• _Task statement_
Retype every entry exactly, character for character.

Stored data
★ ★ ★ ★ ★ ★ ★

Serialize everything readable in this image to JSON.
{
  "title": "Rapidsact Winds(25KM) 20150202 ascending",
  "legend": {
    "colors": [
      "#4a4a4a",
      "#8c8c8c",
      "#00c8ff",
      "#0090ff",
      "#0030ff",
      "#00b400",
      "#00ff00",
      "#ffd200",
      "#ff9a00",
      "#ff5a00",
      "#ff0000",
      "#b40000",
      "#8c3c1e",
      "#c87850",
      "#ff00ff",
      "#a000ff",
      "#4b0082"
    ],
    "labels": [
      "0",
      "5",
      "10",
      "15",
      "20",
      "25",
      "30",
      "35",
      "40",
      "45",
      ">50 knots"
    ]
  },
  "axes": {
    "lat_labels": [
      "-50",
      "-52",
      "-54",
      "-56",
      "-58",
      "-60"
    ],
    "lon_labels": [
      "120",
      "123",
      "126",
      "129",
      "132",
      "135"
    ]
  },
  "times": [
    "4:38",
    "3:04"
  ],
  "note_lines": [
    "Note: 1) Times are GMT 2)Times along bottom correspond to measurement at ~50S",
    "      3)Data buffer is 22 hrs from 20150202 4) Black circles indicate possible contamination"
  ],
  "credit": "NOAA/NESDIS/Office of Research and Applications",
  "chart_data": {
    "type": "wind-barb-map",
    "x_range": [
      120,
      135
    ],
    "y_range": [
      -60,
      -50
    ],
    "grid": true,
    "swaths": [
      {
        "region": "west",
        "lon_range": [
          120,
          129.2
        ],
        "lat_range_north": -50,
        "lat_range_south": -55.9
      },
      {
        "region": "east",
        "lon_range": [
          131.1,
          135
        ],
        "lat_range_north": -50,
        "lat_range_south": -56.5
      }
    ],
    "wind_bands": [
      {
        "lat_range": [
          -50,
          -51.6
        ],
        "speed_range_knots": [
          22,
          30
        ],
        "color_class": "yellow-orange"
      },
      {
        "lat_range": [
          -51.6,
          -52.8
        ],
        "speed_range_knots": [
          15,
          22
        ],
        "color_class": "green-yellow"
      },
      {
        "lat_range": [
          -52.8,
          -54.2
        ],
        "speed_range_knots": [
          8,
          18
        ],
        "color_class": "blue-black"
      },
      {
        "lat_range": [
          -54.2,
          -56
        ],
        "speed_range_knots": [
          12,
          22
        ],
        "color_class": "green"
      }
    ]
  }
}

★ ★ ★ ★ ★ ★ ★

• _Right answer_
Serialize everything readable in this image to JSON.
{
  "title": "Rapidsact Winds(25KM) 20150202 ascending",
  "legend": {
    "colors": [
      "#4a4a4a",
      "#8c8c8c",
      "#00c8ff",
      "#0090ff",
      "#0030ff",
      "#00b400",
      "#00ff00",
      "#ffd200",
      "#ff9a00",
      "#ff5a00",
      "#ff0000",
      "#b40000",
      "#8c3c1e",
      "#c87850",
      "#ff00ff",
      "#a000ff",
      "#4b0082"
    ],
    "labels": [
      "0",
      "5",
      "10",
      "15",
      "20",
      "25",
      "30",
      "35",
      "40",
      "45",
      ">50 knots"
    ]
  },
  "axes": {
    "lat_labels": [
      "-50",
      "-52",
      "-54",
      "-56",
      "-58",
      "-60"
    ],
    "lon_labels": [
      "120",
      "123",
      "126",
      "129",
      "132",
      "135"
    ]
  },
  "times": [
    "4:38",
    "3:04"
  ],
  "note_lines": [
    "Note: 1) Times are GMT 2)Times along bottom correspond to measurement at ~50S",
    "      3)Data buffer is 22 hrs from 20150202 4) Black circles indicate possible contamination"
  ],
  "credit": "NOAA/NESDIS/Office of Research and Applications",
  "chart_data": {
    "type": "wind-barb-map",
    "x_range": [
      120,
      135
    ],
    "y_range": [
      -60,
      -50
    ],
    "grid": true,
    "swaths": [
      {
        "region": "west",
        "lon_range": [
          120,
          129.2
        ],
        "lat_range_north": -50,
        "lat_range_south": -55.9
      },
      {
        "region": "east",
        "lon_range": [
          131.1,
          135
        ],
        "lat_range_north": -50,
        "lat_range_south": -56.5
      }
    ],
    "wind_bands": [
      {
        "lat_range": [
          -50,
          -51.6
        ],
        "speed_range_knots": [
          22,
          30
        ],
        "color_class": "yellow-orange"
      },
      {
        "lat_range": [
          -51.6,
          -52.8
        ],
        "speed_range_knots": [
          15,
          22
        ],
        "color_class": "green-yellow"
      },
      {
        "lat_range": [
          -52.8,
          -54.2
        ],
        "speed_range_knots": [
          8,
          18
        ],
        "color_class": "blue-black"
      },
      {
        "lat_range": [
          -54.2,
          -56
        ],
        "speed_range_knots": [
          12,
          22
        ],
        "color_class": "green"
      }
    ]
  }
}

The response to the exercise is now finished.